### Task requirements
Search the data below for the word "function" and copy each line that holds it.

### Extracted records
===

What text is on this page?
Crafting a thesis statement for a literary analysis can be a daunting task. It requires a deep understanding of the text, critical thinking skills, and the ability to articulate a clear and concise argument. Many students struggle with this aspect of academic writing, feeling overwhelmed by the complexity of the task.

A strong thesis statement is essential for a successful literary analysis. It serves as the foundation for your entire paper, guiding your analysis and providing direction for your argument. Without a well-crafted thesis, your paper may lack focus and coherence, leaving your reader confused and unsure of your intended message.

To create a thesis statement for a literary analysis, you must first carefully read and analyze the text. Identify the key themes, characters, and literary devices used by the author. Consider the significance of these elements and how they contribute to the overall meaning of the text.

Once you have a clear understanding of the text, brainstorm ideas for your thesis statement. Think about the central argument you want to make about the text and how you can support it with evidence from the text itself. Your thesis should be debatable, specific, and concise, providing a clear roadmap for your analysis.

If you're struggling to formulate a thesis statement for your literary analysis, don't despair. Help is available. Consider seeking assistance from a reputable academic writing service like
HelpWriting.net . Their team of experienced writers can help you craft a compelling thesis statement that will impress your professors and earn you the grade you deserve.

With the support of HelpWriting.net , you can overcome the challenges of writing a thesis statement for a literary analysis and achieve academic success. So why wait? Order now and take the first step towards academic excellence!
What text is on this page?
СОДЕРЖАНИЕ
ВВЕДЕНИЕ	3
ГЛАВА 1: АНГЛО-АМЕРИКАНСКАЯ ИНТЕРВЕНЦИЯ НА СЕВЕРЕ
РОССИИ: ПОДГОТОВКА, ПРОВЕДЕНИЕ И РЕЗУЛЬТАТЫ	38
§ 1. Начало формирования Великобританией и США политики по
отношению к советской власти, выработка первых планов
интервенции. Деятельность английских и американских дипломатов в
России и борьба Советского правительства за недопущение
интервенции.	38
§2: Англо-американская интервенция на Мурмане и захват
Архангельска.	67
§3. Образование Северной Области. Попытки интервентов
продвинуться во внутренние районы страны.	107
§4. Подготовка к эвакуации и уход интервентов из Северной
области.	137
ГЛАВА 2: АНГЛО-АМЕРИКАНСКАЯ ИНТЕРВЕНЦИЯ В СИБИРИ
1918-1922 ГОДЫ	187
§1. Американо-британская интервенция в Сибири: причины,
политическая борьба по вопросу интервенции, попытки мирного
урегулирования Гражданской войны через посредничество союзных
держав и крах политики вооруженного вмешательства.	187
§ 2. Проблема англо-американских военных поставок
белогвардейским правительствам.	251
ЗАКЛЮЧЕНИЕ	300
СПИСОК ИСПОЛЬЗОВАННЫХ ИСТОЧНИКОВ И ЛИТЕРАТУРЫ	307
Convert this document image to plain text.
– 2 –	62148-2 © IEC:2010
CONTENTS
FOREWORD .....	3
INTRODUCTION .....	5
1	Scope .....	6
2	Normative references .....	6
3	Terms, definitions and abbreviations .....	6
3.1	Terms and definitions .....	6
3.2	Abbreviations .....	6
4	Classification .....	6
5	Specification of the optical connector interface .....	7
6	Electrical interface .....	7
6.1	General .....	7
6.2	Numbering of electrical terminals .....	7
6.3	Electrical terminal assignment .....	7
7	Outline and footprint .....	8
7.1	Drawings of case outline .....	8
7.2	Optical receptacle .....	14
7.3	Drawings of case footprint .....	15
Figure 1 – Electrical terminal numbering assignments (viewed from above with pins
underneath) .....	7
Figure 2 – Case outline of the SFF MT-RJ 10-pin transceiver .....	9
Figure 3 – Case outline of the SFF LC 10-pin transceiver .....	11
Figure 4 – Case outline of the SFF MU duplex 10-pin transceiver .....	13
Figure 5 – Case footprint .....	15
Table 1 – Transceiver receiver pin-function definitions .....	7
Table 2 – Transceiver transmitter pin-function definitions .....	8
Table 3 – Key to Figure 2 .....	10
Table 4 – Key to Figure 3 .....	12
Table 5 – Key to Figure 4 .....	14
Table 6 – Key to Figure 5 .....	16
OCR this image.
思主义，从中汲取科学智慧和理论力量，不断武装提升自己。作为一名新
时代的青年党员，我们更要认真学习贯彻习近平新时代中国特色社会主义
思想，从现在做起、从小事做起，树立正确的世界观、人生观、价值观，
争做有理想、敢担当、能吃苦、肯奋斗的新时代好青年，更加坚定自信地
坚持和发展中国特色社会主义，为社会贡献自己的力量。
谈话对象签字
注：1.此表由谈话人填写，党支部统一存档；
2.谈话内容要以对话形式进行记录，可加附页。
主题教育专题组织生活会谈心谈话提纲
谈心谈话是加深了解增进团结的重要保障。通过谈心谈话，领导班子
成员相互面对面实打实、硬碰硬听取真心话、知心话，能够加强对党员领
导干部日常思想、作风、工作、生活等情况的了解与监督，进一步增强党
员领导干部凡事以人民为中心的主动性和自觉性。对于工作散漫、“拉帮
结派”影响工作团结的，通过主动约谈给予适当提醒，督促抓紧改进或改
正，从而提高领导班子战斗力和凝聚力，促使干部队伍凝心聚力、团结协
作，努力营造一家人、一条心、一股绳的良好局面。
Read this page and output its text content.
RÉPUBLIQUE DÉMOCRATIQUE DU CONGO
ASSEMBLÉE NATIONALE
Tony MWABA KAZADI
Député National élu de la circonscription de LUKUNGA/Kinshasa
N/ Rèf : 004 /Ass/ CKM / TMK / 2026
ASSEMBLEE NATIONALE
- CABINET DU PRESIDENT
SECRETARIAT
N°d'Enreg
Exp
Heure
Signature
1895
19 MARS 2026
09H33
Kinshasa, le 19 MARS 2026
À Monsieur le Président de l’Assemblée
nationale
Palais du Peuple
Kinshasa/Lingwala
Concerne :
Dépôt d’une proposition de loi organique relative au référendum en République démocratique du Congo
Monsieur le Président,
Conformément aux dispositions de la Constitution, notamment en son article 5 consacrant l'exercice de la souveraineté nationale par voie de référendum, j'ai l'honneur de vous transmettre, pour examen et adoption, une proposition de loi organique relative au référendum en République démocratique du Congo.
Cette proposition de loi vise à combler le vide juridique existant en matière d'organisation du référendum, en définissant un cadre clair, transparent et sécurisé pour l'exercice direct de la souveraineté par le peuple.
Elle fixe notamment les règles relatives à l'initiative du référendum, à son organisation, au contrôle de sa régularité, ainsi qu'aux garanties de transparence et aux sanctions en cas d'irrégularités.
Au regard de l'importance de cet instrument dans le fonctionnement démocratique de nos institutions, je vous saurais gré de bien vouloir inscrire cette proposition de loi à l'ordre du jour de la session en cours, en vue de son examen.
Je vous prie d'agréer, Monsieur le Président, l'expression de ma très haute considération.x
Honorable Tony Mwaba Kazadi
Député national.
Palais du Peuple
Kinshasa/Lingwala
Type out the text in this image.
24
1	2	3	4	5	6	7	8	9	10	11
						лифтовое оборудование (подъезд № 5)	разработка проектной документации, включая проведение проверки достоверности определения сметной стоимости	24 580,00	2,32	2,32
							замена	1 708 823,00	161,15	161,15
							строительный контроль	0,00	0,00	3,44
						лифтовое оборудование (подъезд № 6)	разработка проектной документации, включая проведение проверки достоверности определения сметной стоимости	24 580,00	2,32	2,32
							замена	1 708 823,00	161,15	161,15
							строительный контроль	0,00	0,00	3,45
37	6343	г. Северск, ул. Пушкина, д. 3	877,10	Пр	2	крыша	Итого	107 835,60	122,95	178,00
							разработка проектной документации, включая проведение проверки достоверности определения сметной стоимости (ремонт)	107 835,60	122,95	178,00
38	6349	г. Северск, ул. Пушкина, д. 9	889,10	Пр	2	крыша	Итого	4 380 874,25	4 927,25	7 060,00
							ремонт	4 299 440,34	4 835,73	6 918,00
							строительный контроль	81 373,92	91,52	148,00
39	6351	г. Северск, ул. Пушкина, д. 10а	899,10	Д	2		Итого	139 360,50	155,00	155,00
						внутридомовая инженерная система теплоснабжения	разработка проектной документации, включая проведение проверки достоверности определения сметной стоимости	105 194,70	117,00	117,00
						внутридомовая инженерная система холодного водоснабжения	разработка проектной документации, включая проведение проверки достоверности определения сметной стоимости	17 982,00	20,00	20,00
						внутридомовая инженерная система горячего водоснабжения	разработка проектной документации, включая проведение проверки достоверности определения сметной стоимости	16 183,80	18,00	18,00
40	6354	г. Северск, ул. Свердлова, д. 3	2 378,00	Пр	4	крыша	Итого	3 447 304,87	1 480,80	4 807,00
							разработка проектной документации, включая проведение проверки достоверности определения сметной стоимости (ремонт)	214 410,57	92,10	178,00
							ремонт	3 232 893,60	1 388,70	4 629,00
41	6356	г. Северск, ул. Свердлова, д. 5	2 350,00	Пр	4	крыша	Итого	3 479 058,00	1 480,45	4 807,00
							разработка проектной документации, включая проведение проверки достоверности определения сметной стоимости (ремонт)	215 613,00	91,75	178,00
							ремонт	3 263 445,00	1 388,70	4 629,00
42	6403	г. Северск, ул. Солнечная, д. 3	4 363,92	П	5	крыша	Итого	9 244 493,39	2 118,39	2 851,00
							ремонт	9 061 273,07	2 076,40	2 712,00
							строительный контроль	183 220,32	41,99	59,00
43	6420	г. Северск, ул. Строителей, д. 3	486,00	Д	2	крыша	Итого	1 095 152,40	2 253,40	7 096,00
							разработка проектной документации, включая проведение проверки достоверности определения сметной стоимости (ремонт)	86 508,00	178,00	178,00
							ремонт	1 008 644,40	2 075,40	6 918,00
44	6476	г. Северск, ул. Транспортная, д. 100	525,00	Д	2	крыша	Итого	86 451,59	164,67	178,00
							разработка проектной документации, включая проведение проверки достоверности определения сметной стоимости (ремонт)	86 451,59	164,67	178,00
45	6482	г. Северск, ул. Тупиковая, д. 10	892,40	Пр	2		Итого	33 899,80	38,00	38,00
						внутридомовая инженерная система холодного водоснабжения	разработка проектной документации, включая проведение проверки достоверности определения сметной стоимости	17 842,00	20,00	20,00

===

### Response to this exercise
Table 1 – Transceiver receiver pin-function definitions .....	7
Table 2 – Transceiver transmitter pin-function definitions .....	8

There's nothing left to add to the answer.